**GIVEN TASK:** Copy everything in the listing below word for word, apart from any images.

Stored items
((
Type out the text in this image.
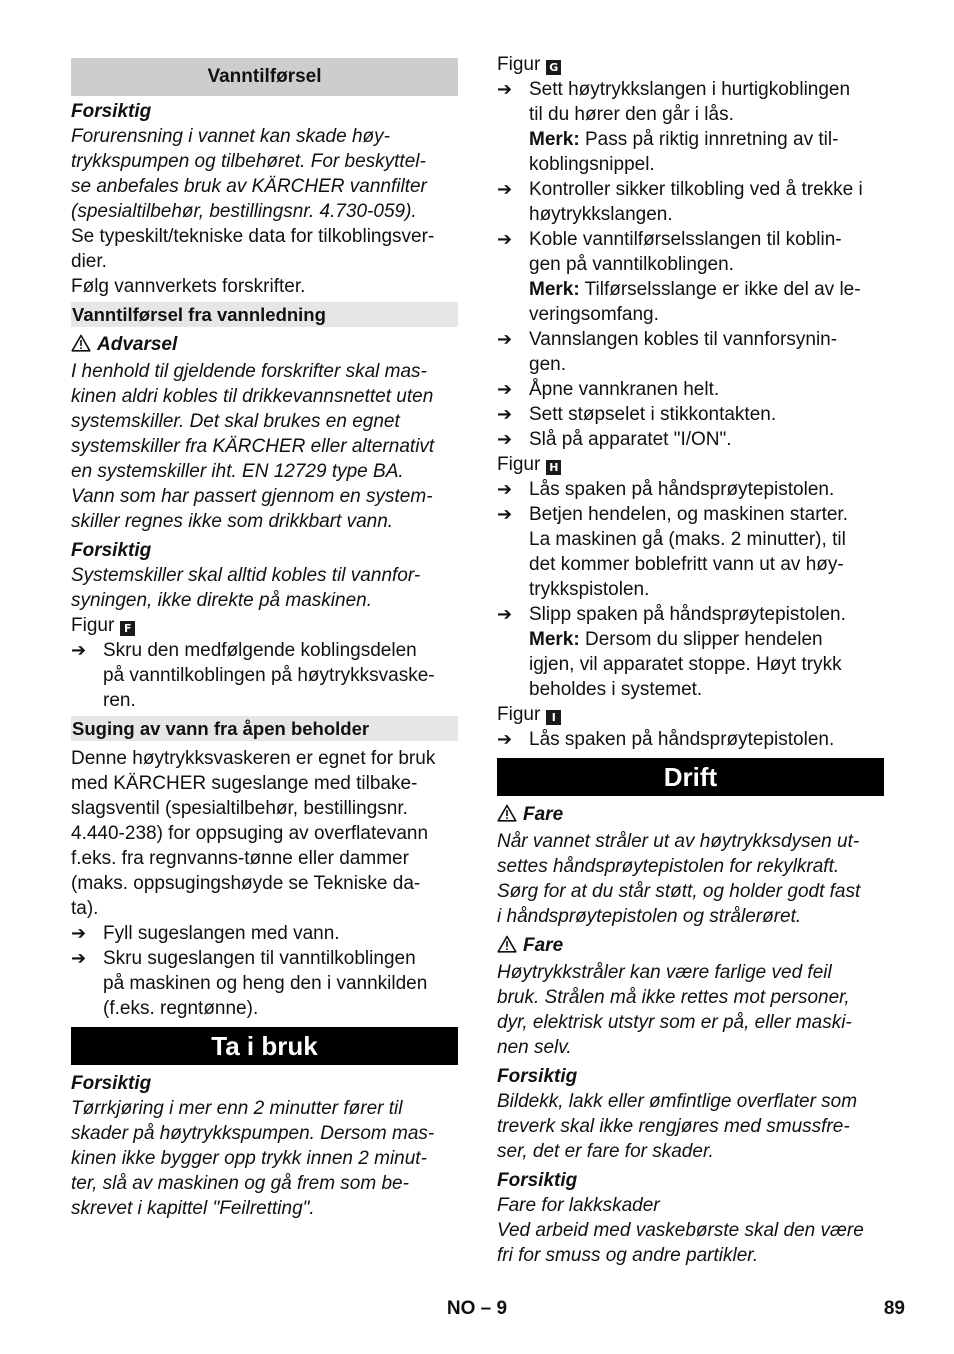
Vanntilførsel
Forsiktig
Forurensning i vannet kan skade høy-
trykkspumpen og tilbehøret. For beskyttel-
se anbefales bruk av KÄRCHER vannfilter
(spesialtilbehør, bestillingsnr. 4.730-059).
Se typeskilt/tekniske data for tilkoblingsver-
dier.
Følg vannverkets forskrifter.
Vanntilførsel fra vannledning
Advarsel
I henhold til gjeldende forskrifter skal mas-
kinen aldri kobles til drikkevannsnettet uten
systemskiller. Det skal brukes en egnet
systemskiller fra KÄRCHER eller alternativt
en systemskiller iht. EN 12729 type BA.
Vann som har passert gjennom en system-
skiller regnes ikke som drikkbart vann.
Forsiktig
Systemskiller skal alltid kobles til vannfor-
syningen, ikke direkte på maskinen.
Figur F
➔ Skru den medfølgende koblingsdelen
på vanntilkoblingen på høytrykksvaske-
ren.
Suging av vann fra åpen beholder
Denne høytrykksvaskeren er egnet for bruk
med KÄRCHER sugeslange med tilbake-
slagsventil (spesialtilbehør, bestillingsnr.
4.440-238) for oppsuging av overflatevann
f.eks. fra regnvanns-tønne eller dammer
(maks. oppsugingshøyde se Tekniske da-
ta).
➔ Fyll sugeslangen med vann.
➔ Skru sugeslangen til vanntilkoblingen
på maskinen og heng den i vannkilden
(f.eks. regntønne).
Ta i bruk
Forsiktig
Tørrkjøring i mer enn 2 minutter fører til
skader på høytrykkspumpen. Dersom mas-
kinen ikke bygger opp trykk innen 2 minut-
ter, slå av maskinen og gå frem som be-
skrevet i kapittel "Feilretting".
Figur G
➔ Sett høytrykkslangen i hurtigkoblingen
til du hører den går i lås.
Merk: Pass på riktig innretning av til-
koblingsnippel.
➔ Kontroller sikker tilkobling ved å trekke i
høytrykkslangen.
➔ Koble vanntilførselsslangen til koblin-
gen på vanntilkoblingen.
Merk: Tilførselsslange er ikke del av le-
veringsomfang.
➔ Vannslangen kobles til vannforsynin-
gen.
➔ Åpne vannkranen helt.
➔ Sett støpselet i stikkontakten.
➔ Slå på apparatet "I/ON".
Figur H
➔ Lås spaken på håndsprøytepistolen.
➔ Betjen hendelen, og maskinen starter.
La maskinen gå (maks. 2 minutter), til
det kommer boblefritt vann ut av høy-
trykkspistolen.
➔ Slipp spaken på håndsprøytepistolen.
Merk: Dersom du slipper hendelen
igjen, vil apparatet stoppe. Høyt trykk
beholdes i systemet.
Figur I
➔ Lås spaken på håndsprøytepistolen.
Drift
Fare
Når vannet stråler ut av høytrykksdysen ut-
settes håndsprøytepistolen for rekylkraft.
Sørg for at du står støtt, og holder godt fast
i håndsprøytepistolen og strålerøret.
Fare
Høytrykkstråler kan være farlige ved feil
bruk. Strålen må ikke rettes mot personer,
dyr, elektrisk utstyr som er på, eller maski-
nen selv.
Forsiktig
Bildekk, lakk eller ømfintlige overflater som
treverk skal ikke rengjøres med smussfre-
ser, det er fare for skader.
Forsiktig
Fare for lakkskader
Ved arbeid med vaskebørste skal den være
fri for smuss og andre partikler.
NO – 9	89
))
**SOLUTION TO THE PROBLEM:**
Type out the text in this image.
Vanntilførsel
Forsiktig
Forurensning i vannet kan skade høy-
trykkspumpen og tilbehøret. For beskyttel-
se anbefales bruk av KÄRCHER vannfilter
(spesialtilbehør, bestillingsnr. 4.730-059).
Se typeskilt/tekniske data for tilkoblingsver-
dier.
Følg vannverkets forskrifter.
Vanntilførsel fra vannledning
Advarsel
I henhold til gjeldende forskrifter skal mas-
kinen aldri kobles til drikkevannsnettet uten
systemskiller. Det skal brukes en egnet
systemskiller fra KÄRCHER eller alternativt
en systemskiller iht. EN 12729 type BA.
Vann som har passert gjennom en system-
skiller regnes ikke som drikkbart vann.
Forsiktig
Systemskiller skal alltid kobles til vannfor-
syningen, ikke direkte på maskinen.
Figur F
➔ Skru den medfølgende koblingsdelen
på vanntilkoblingen på høytrykksvaske-
ren.
Suging av vann fra åpen beholder
Denne høytrykksvaskeren er egnet for bruk
med KÄRCHER sugeslange med tilbake-
slagsventil (spesialtilbehør, bestillingsnr.
4.440-238) for oppsuging av overflatevann
f.eks. fra regnvanns-tønne eller dammer
(maks. oppsugingshøyde se Tekniske da-
ta).
➔ Fyll sugeslangen med vann.
➔ Skru sugeslangen til vanntilkoblingen
på maskinen og heng den i vannkilden
(f.eks. regntønne).
Ta i bruk
Forsiktig
Tørrkjøring i mer enn 2 minutter fører til
skader på høytrykkspumpen. Dersom mas-
kinen ikke bygger opp trykk innen 2 minut-
ter, slå av maskinen og gå frem som be-
skrevet i kapittel "Feilretting".
Figur G
➔ Sett høytrykkslangen i hurtigkoblingen
til du hører den går i lås.
Merk: Pass på riktig innretning av til-
koblingsnippel.
➔ Kontroller sikker tilkobling ved å trekke i
høytrykkslangen.
➔ Koble vanntilførselsslangen til koblin-
gen på vanntilkoblingen.
Merk: Tilførselsslange er ikke del av le-
veringsomfang.
➔ Vannslangen kobles til vannforsynin-
gen.
➔ Åpne vannkranen helt.
➔ Sett støpselet i stikkontakten.
➔ Slå på apparatet "I/ON".
Figur H
➔ Lås spaken på håndsprøytepistolen.
➔ Betjen hendelen, og maskinen starter.
La maskinen gå (maks. 2 minutter), til
det kommer boblefritt vann ut av høy-
trykkspistolen.
➔ Slipp spaken på håndsprøytepistolen.
Merk: Dersom du slipper hendelen
igjen, vil apparatet stoppe. Høyt trykk
beholdes i systemet.
Figur I
➔ Lås spaken på håndsprøytepistolen.
Drift
Fare
Når vannet stråler ut av høytrykksdysen ut-
settes håndsprøytepistolen for rekylkraft.
Sørg for at du står støtt, og holder godt fast
i håndsprøytepistolen og strålerøret.
Fare
Høytrykkstråler kan være farlige ved feil
bruk. Strålen må ikke rettes mot personer,
dyr, elektrisk utstyr som er på, eller maski-
nen selv.
Forsiktig
Bildekk, lakk eller ømfintlige overflater som
treverk skal ikke rengjøres med smussfre-
ser, det er fare for skader.
Forsiktig
Fare for lakkskader
Ved arbeid med vaskebørste skal den være
fri for smuss og andre partikler.
NO – 9	89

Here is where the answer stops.